- YOUR INSTRUCTIONS -
Copy out all lines with the word "structured" in them.

- MATERIAL TO PROCESS -
§ §
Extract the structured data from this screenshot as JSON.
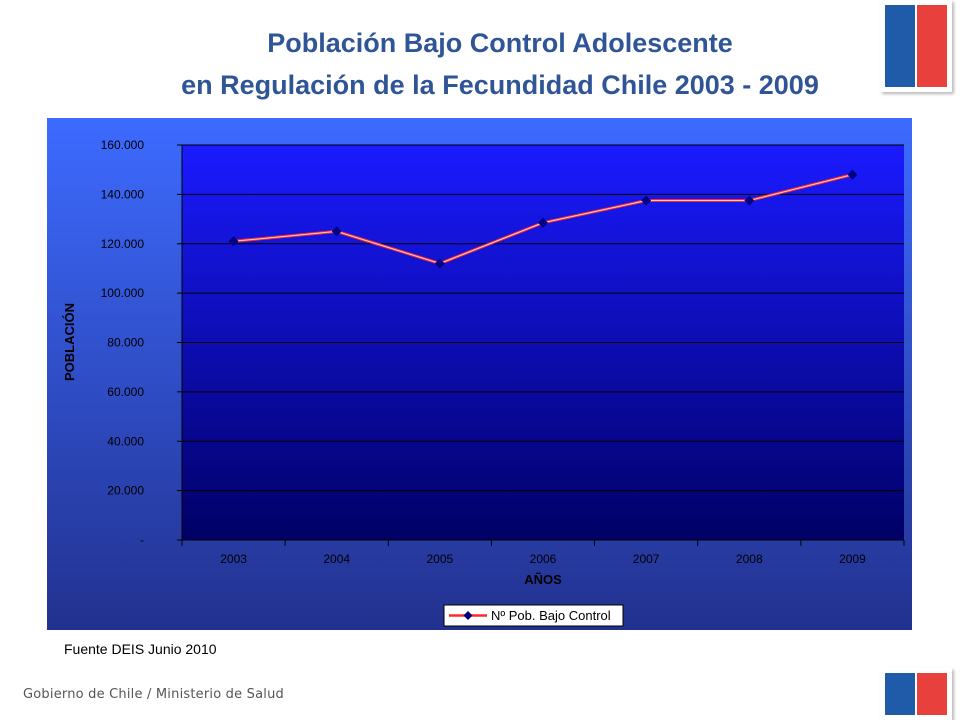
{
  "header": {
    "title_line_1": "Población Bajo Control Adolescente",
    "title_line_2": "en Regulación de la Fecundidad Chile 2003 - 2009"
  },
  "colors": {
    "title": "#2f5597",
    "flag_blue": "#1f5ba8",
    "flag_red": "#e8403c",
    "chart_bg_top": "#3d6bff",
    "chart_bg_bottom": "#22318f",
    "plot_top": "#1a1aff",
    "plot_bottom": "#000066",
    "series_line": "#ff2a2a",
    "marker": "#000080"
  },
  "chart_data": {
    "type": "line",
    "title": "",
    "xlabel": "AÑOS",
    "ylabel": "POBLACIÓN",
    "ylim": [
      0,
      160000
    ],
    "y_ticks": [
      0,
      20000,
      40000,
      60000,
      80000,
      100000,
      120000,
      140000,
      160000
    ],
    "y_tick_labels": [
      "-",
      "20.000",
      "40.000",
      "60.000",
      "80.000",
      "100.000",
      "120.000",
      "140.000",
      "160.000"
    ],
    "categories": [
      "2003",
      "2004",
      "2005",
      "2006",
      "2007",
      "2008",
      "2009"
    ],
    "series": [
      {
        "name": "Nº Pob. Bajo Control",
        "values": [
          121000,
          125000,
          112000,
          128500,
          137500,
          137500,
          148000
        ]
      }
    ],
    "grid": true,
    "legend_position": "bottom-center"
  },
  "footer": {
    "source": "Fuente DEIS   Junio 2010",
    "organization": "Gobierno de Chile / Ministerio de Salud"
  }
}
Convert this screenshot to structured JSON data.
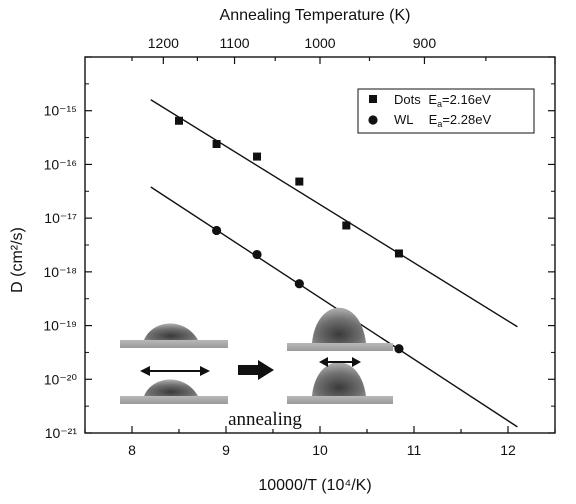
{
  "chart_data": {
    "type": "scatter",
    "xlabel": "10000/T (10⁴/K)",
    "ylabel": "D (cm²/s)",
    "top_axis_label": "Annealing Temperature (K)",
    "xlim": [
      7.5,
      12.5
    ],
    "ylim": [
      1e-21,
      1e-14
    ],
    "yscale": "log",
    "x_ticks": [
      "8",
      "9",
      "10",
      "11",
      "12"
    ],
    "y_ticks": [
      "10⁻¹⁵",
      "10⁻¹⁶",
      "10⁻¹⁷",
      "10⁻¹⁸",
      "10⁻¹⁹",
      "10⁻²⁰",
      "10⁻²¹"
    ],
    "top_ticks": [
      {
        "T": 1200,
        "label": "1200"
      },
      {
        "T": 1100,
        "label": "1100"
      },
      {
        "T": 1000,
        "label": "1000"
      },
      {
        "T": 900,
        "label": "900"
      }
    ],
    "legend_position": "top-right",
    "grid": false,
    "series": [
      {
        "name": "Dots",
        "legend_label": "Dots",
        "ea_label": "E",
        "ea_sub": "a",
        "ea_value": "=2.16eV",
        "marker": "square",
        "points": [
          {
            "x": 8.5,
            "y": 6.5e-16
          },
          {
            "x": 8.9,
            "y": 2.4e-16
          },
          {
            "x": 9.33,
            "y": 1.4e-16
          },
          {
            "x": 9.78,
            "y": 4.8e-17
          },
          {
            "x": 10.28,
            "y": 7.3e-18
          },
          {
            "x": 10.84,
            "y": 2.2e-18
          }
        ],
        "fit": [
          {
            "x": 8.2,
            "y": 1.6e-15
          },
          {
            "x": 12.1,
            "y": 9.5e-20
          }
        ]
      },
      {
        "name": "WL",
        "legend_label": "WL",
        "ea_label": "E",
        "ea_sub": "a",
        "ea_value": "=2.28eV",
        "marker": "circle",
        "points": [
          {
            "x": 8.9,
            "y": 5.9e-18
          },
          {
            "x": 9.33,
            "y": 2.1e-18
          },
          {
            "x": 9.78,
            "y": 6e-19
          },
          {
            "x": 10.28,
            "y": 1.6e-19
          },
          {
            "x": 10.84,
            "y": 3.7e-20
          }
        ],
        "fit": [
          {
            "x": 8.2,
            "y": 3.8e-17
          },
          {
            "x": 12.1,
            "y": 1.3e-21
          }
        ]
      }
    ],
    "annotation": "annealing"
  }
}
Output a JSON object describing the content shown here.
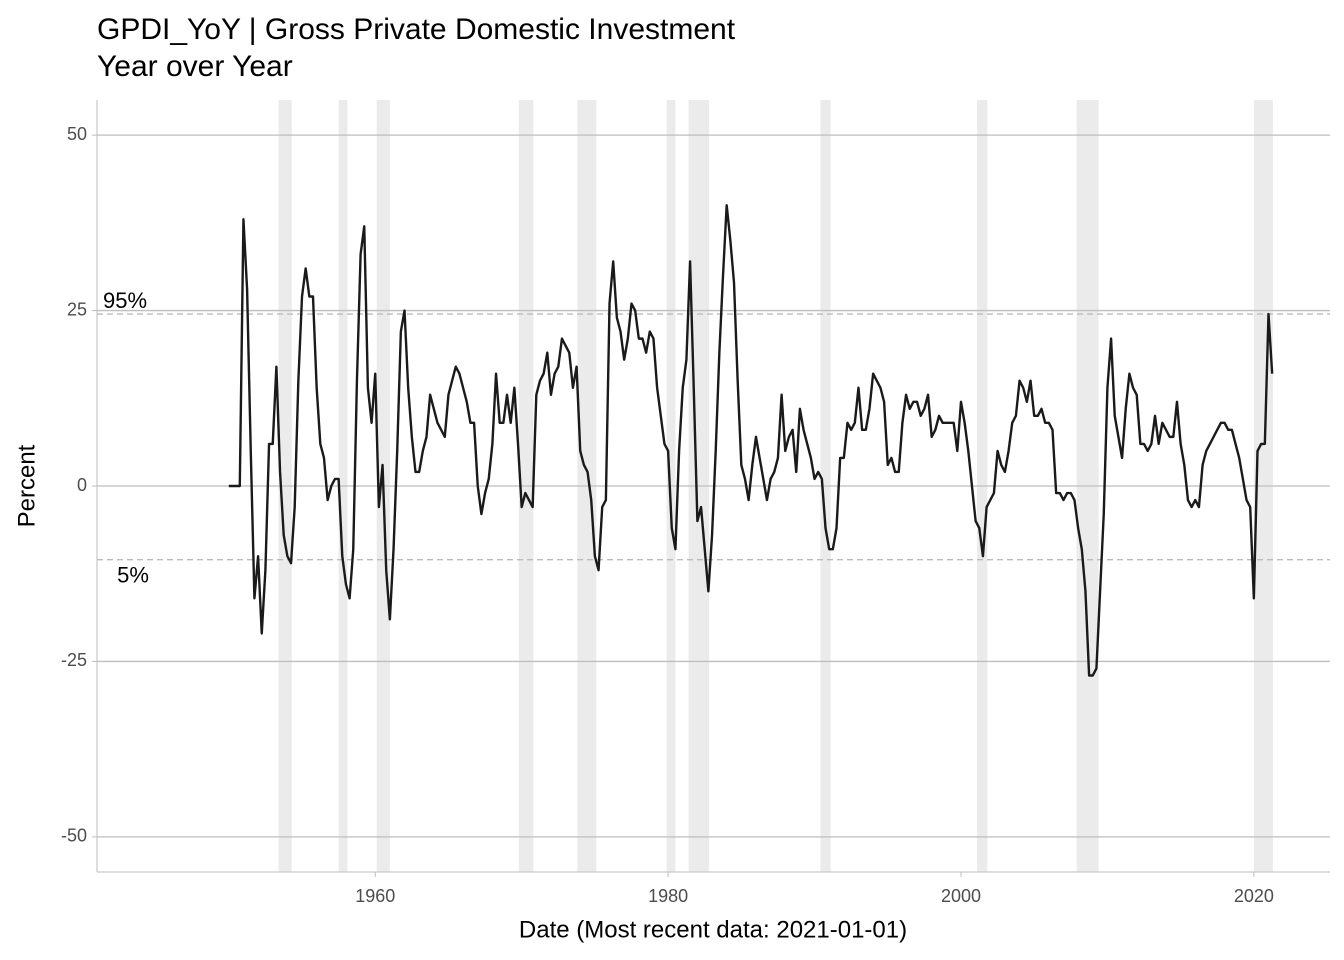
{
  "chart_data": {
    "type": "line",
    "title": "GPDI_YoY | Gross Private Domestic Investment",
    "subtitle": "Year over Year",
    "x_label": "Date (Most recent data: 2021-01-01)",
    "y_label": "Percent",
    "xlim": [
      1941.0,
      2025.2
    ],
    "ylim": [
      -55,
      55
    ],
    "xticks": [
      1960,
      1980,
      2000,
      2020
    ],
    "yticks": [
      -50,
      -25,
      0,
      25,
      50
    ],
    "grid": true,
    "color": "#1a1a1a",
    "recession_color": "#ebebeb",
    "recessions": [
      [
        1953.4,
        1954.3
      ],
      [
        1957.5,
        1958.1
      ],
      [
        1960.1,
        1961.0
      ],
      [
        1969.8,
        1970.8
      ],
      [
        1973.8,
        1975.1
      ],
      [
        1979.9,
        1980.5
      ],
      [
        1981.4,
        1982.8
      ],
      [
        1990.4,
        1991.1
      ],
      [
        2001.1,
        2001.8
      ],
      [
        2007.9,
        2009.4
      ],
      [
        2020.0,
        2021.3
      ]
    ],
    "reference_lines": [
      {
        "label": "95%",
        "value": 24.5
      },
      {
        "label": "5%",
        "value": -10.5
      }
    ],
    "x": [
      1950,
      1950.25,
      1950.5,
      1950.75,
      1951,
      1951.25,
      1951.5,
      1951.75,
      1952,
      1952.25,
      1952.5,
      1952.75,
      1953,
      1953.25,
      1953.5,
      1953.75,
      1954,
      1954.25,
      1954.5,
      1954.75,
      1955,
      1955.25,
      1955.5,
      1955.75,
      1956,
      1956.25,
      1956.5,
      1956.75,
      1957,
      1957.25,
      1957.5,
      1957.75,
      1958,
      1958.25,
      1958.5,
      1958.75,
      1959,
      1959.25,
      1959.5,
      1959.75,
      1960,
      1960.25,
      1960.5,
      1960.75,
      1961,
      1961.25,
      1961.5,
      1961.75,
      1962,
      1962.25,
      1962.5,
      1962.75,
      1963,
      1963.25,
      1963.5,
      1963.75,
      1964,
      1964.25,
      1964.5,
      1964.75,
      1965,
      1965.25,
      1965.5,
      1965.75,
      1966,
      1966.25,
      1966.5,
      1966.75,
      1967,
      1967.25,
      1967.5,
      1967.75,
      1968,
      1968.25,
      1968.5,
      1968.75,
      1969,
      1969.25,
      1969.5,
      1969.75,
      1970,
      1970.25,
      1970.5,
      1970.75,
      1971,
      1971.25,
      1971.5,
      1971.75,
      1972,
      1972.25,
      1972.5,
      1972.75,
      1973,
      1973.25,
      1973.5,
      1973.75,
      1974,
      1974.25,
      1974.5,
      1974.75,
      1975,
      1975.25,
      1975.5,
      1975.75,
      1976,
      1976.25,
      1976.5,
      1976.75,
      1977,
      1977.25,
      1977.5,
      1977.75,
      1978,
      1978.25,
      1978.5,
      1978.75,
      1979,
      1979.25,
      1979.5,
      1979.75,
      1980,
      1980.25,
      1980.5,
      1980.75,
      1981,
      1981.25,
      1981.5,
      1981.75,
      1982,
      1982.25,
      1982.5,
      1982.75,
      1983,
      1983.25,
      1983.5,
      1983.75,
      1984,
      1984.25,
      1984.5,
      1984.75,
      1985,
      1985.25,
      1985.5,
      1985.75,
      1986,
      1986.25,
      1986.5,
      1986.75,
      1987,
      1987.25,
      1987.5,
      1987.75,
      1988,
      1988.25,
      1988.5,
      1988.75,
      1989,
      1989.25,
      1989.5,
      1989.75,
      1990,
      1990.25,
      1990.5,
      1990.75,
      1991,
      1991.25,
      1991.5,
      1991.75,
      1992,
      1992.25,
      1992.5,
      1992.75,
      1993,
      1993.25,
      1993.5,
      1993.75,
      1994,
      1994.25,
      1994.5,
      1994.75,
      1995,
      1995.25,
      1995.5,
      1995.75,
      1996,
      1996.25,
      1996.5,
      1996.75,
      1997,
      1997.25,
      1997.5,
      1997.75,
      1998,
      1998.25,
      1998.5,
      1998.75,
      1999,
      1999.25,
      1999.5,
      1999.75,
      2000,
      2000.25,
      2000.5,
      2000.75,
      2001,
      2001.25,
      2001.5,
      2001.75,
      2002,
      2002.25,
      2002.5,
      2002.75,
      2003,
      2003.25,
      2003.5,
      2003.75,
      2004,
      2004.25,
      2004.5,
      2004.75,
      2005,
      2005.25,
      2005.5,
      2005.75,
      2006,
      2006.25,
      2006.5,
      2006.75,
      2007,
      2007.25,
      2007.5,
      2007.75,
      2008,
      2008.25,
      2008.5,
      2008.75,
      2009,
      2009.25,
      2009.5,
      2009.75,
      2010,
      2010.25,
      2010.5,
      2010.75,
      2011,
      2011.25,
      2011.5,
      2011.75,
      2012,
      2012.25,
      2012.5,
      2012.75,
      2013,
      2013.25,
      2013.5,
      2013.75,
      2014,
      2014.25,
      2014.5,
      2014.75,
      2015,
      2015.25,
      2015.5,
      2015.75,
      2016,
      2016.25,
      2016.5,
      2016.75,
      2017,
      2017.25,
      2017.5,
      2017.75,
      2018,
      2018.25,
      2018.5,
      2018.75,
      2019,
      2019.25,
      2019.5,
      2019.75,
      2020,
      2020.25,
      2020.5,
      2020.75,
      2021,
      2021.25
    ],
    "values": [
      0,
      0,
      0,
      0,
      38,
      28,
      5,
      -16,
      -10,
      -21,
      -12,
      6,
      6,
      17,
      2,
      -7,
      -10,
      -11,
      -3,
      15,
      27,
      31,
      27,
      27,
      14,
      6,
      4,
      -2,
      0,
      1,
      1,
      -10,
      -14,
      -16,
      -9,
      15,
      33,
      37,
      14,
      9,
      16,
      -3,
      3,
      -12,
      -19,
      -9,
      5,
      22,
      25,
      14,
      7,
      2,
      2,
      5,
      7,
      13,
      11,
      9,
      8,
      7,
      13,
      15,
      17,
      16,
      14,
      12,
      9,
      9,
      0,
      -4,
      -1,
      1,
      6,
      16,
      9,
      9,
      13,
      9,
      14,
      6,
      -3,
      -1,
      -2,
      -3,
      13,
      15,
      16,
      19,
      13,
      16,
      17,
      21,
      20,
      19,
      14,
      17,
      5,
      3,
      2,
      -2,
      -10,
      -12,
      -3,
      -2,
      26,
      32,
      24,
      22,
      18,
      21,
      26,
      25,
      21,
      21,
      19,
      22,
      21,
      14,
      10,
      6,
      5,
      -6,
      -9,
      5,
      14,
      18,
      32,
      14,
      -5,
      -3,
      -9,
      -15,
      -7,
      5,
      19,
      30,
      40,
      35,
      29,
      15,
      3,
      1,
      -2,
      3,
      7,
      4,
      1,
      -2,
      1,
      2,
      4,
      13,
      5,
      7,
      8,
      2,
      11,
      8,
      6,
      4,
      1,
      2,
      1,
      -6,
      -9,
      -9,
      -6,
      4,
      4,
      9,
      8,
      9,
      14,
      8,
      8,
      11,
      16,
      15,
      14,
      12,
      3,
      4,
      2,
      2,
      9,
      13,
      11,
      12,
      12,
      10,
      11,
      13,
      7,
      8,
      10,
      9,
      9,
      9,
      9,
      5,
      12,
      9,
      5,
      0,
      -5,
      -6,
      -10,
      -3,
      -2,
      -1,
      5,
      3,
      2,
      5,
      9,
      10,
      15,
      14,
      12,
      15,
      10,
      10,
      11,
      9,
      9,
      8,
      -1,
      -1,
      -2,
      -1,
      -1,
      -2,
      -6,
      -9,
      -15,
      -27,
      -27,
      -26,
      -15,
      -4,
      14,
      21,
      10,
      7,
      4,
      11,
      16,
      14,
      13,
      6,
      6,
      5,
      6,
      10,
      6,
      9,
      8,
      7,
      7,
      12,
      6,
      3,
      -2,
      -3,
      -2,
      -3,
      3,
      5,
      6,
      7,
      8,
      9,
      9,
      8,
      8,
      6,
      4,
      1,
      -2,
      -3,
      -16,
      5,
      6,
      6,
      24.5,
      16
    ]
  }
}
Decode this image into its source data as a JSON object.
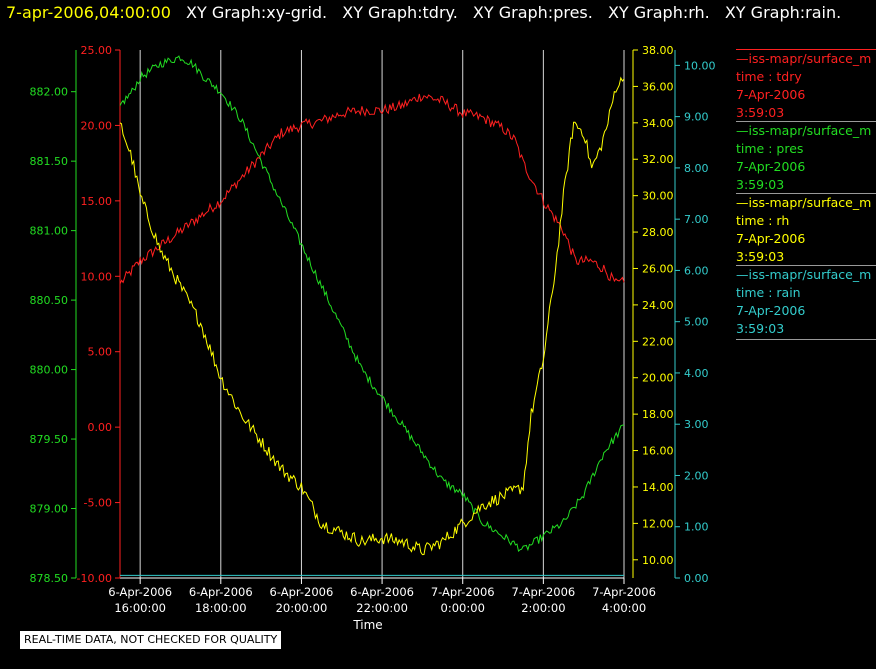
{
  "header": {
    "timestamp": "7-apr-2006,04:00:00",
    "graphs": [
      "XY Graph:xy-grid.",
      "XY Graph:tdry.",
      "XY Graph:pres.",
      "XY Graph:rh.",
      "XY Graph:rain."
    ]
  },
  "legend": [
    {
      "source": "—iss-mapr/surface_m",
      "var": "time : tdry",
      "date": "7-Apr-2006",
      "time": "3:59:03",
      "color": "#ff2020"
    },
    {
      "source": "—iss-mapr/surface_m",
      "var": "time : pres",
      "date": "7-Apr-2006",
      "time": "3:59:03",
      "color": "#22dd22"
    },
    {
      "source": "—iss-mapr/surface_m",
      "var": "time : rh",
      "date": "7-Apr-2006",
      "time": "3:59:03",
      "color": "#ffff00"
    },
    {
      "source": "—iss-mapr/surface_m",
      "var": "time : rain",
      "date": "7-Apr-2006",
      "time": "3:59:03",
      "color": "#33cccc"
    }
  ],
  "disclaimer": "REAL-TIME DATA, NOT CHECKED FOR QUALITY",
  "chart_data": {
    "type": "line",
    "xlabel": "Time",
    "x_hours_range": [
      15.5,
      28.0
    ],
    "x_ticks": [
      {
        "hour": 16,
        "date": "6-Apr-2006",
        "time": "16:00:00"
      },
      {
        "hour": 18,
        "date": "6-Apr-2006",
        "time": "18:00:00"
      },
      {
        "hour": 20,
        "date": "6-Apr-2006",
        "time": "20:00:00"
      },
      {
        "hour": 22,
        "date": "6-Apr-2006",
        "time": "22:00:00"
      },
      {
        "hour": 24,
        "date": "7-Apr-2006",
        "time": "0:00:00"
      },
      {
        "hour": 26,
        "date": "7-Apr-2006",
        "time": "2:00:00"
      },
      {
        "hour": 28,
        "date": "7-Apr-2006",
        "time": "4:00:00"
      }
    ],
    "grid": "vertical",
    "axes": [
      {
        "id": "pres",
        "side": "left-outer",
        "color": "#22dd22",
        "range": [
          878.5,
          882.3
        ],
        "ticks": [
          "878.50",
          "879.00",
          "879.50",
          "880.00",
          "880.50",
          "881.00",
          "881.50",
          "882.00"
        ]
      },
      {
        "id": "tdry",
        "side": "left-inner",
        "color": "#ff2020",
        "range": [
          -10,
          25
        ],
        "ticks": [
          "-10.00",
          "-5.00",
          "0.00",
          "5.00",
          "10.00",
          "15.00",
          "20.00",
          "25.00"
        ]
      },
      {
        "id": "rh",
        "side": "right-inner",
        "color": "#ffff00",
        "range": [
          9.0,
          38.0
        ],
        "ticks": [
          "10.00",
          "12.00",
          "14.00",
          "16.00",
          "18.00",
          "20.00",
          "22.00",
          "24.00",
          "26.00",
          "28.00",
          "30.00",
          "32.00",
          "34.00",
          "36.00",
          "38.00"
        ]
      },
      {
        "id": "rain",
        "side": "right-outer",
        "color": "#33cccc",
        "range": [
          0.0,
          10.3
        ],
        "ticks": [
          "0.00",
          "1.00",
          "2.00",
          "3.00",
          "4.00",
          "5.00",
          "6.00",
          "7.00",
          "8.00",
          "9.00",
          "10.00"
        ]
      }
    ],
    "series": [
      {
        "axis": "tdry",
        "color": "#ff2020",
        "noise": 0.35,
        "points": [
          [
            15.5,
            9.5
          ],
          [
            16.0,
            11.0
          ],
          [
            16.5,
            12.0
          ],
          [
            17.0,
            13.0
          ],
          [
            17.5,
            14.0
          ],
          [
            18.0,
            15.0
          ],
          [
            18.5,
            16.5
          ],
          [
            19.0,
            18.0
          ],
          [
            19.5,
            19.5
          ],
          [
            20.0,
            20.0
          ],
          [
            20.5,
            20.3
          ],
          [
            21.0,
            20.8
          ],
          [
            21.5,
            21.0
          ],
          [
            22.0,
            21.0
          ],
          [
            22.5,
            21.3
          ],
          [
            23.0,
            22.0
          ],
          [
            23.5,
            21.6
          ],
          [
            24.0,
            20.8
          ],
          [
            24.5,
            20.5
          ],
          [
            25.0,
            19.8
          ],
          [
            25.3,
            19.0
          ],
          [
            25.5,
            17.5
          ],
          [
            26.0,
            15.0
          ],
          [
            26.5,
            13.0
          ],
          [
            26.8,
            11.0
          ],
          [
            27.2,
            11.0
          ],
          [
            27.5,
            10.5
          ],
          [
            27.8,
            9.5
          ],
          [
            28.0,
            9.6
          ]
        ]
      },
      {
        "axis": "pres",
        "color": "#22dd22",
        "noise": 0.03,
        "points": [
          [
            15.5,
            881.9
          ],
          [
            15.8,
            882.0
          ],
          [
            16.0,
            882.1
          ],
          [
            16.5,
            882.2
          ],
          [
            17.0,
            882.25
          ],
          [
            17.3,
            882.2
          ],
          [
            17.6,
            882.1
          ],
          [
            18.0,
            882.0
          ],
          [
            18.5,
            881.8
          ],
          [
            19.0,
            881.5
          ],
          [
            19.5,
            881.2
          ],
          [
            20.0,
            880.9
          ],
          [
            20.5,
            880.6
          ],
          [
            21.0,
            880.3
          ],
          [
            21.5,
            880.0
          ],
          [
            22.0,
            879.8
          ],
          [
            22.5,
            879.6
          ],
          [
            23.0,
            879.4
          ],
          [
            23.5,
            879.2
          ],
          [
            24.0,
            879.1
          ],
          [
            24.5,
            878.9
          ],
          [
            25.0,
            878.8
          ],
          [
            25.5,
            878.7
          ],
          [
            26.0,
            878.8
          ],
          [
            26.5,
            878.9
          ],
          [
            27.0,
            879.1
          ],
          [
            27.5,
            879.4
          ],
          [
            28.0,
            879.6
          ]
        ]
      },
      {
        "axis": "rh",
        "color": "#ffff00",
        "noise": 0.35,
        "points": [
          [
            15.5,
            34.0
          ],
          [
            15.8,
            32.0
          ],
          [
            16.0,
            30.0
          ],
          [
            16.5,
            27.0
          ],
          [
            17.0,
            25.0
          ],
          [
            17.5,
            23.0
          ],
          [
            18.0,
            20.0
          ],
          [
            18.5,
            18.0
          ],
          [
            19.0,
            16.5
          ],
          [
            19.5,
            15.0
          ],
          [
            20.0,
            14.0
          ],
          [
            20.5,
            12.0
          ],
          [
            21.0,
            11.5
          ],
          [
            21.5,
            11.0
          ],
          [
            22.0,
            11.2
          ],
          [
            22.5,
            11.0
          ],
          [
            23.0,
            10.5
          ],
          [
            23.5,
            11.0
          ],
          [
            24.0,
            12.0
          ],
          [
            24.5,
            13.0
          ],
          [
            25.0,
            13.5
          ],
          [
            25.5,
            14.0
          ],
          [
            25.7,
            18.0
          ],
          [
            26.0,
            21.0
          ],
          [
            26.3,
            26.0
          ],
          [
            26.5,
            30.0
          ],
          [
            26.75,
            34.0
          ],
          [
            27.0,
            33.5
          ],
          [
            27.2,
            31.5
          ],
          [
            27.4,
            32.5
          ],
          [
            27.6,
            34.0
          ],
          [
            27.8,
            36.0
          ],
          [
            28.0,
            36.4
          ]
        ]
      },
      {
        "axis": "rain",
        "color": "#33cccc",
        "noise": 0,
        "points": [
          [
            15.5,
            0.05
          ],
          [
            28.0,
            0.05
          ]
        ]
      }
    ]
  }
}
§ §
- ANSWER TO THE EXERCISE -
Extract the structured data from this screenshot as JSON.
Convert this screenshot to structured JSON data.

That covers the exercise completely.